[Rows from a dataset]
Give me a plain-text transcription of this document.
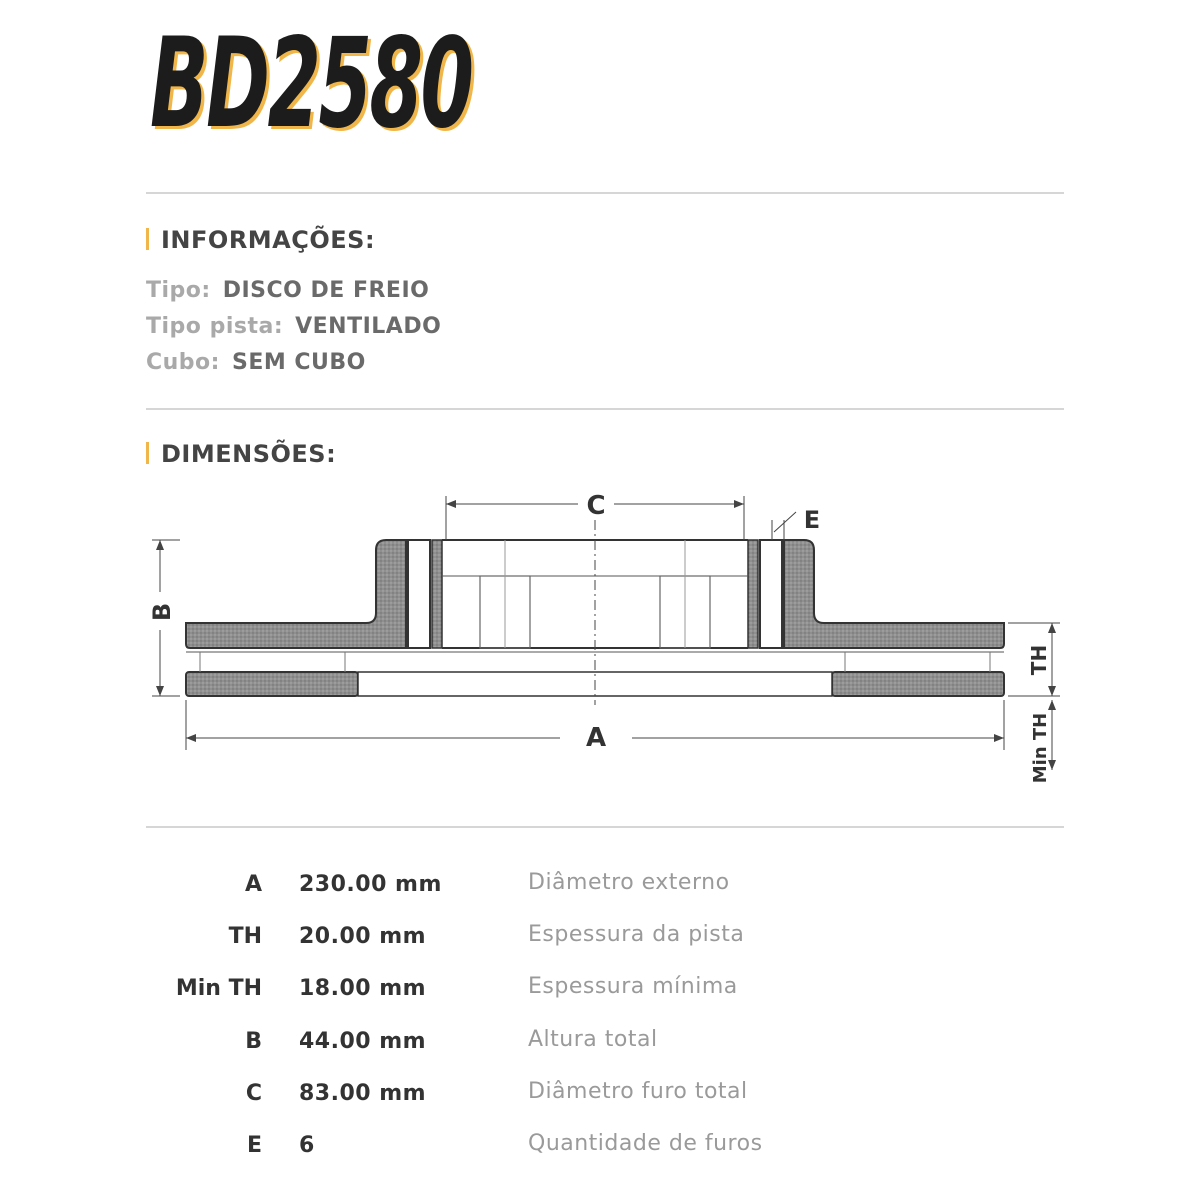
BD2580
INFORMAÇÕES:
Tipo: DISCO DE FREIO
Tipo pista: VENTILADO
Cubo: SEM CUBO
DIMENSÕES:
C	E
B
A
TH
Min TH
A 230.00 mm	Diâmetro externo
TH 20.00 mm	Espessura da pista
Min TH 18.00 mm	Espessura mínima
B 44.00 mm	Altura total
C 83.00 mm	Diâmetro furo total
E 6	Quantidade de furos
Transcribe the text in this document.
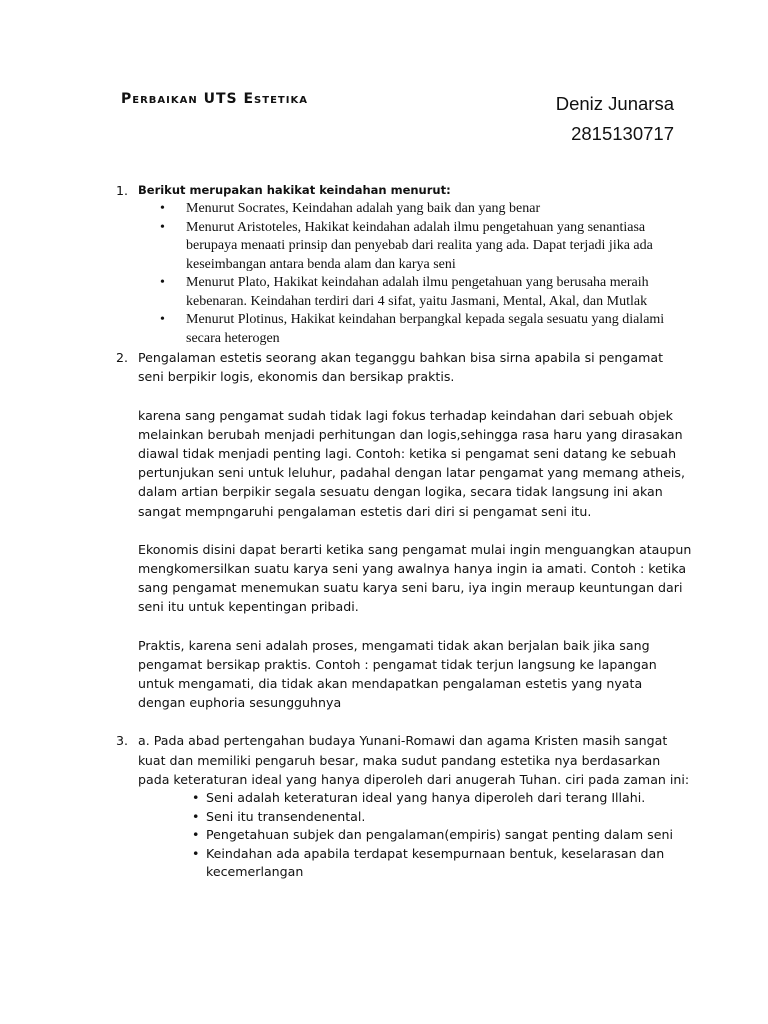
Perbaikan UTS Estetika	Deniz Junarsa
2815130717
1. Berikut merupakan hakikat keindahan menurut:
• Menurut Socrates, Keindahan adalah yang baik dan yang benar
• Menurut Aristoteles, Hakikat keindahan adalah ilmu pengetahuan yang senantiasa berupaya menaati prinsip dan penyebab dari realita yang ada. Dapat terjadi jika ada keseimbangan antara benda alam dan karya seni
• Menurut Plato, Hakikat keindahan adalah ilmu pengetahuan yang berusaha meraih kebenaran. Keindahan terdiri dari 4 sifat, yaitu Jasmani, Mental, Akal, dan Mutlak
• Menurut Plotinus, Hakikat keindahan berpangkal kepada segala sesuatu yang dialami secara heterogen
2. Pengalaman estetis seorang akan teganggu bahkan bisa sirna apabila si pengamat seni berpikir logis, ekonomis dan bersikap praktis.

karena sang pengamat sudah tidak lagi fokus terhadap keindahan dari sebuah objek melainkan berubah menjadi perhitungan dan logis,sehingga rasa haru yang dirasakan diawal tidak menjadi penting lagi. Contoh: ketika si pengamat seni datang ke sebuah pertunjukan seni untuk leluhur, padahal dengan latar pengamat yang memang atheis, dalam artian berpikir segala sesuatu dengan logika, secara tidak langsung ini akan sangat mempngaruhi pengalaman estetis dari diri si pengamat seni itu.

Ekonomis disini dapat berarti ketika sang pengamat mulai ingin menguangkan ataupun mengkomersilkan suatu karya seni yang awalnya hanya ingin ia amati. Contoh : ketika sang pengamat menemukan suatu karya seni baru, iya ingin meraup keuntungan dari seni itu untuk kepentingan pribadi.

Praktis, karena seni adalah proses, mengamati tidak akan berjalan baik jika sang pengamat bersikap praktis. Contoh : pengamat tidak terjun langsung ke lapangan untuk mengamati, dia tidak akan mendapatkan pengalaman estetis yang nyata dengan euphoria sesungguhnya

3. a. Pada abad pertengahan budaya Yunani-Romawi dan agama Kristen masih sangat kuat dan memiliki pengaruh besar, maka sudut pandang estetika nya berdasarkan pada keteraturan ideal yang hanya diperoleh dari anugerah Tuhan. ciri pada zaman ini:

• Seni adalah keteraturan ideal yang hanya diperoleh dari terang Illahi.
• Seni itu transendenental.
• Pengetahuan subjek dan pengalaman(empiris) sangat penting dalam seni
• Keindahan ada apabila terdapat kesempurnaan bentuk, keselarasan dan kecemerlangan
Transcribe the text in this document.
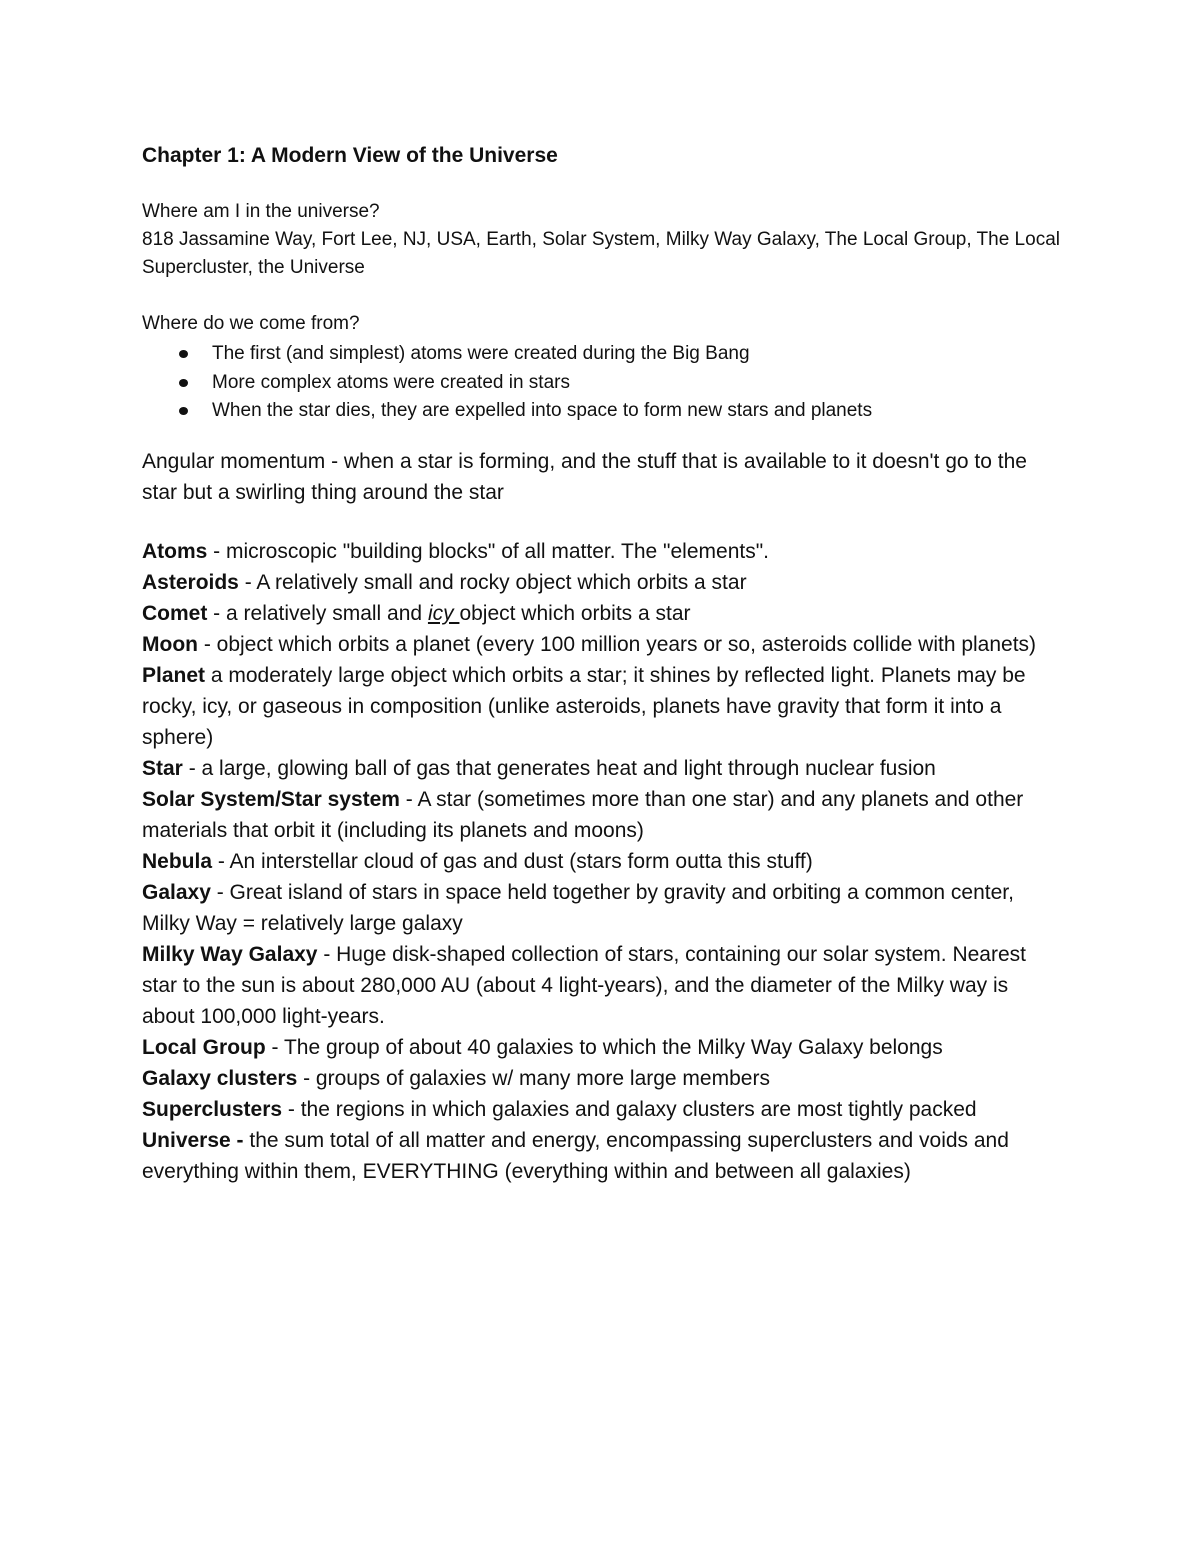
Chapter 1: A Modern View of the Universe

Where am I in the universe?

818 Jassamine Way, Fort Lee, NJ, USA, Earth, Solar System, Milky Way Galaxy, The Local Group, The Local Supercluster, the Universe

Where do we come from?

The first (and simplest) atoms were created during the Big Bang
More complex atoms were created in stars
When the star dies, they are expelled into space to form new stars and planets

Angular momentum - when a star is forming, and the stuff that is available to it doesn't go to the star but a swirling thing around the star

Atoms - microscopic "building blocks" of all matter. The "elements".

Asteroids - A relatively small and rocky object which orbits a star

Comet - a relatively small and icy object which orbits a star

Moon - object which orbits a planet (every 100 million years or so, asteroids collide with planets)

Planet a moderately large object which orbits a star; it shines by reflected light. Planets may be rocky, icy, or gaseous in composition (unlike asteroids, planets have gravity that form it into a sphere)

Star - a large, glowing ball of gas that generates heat and light through nuclear fusion

Solar System/Star system - A star (sometimes more than one star) and any planets and other materials that orbit it (including its planets and moons)

Nebula - An interstellar cloud of gas and dust (stars form outta this stuff)

Galaxy - Great island of stars in space held together by gravity and orbiting a common center, Milky Way = relatively large galaxy

Milky Way Galaxy - Huge disk-shaped collection of stars, containing our solar system. Nearest star to the sun is about 280,000 AU (about 4 light-years), and the diameter of the Milky way is about 100,000 light-years.

Local Group - The group of about 40 galaxies to which the Milky Way Galaxy belongs

Galaxy clusters - groups of galaxies w/ many more large members

Superclusters - the regions in which galaxies and galaxy clusters are most tightly packed

Universe - the sum total of all matter and energy, encompassing superclusters and voids and everything within them, EVERYTHING (everything within and between all galaxies)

### What needs to be done:
Lines holding the word "matter" in the entries above are the ones to pull out. Copy them all.

### Full response:
Atoms - microscopic "building blocks" of all matter. The "elements".
Universe - the sum total of all matter and energy, encompassing superclusters and voids and everything within them, EVERYTHING (everything within and between all galaxies)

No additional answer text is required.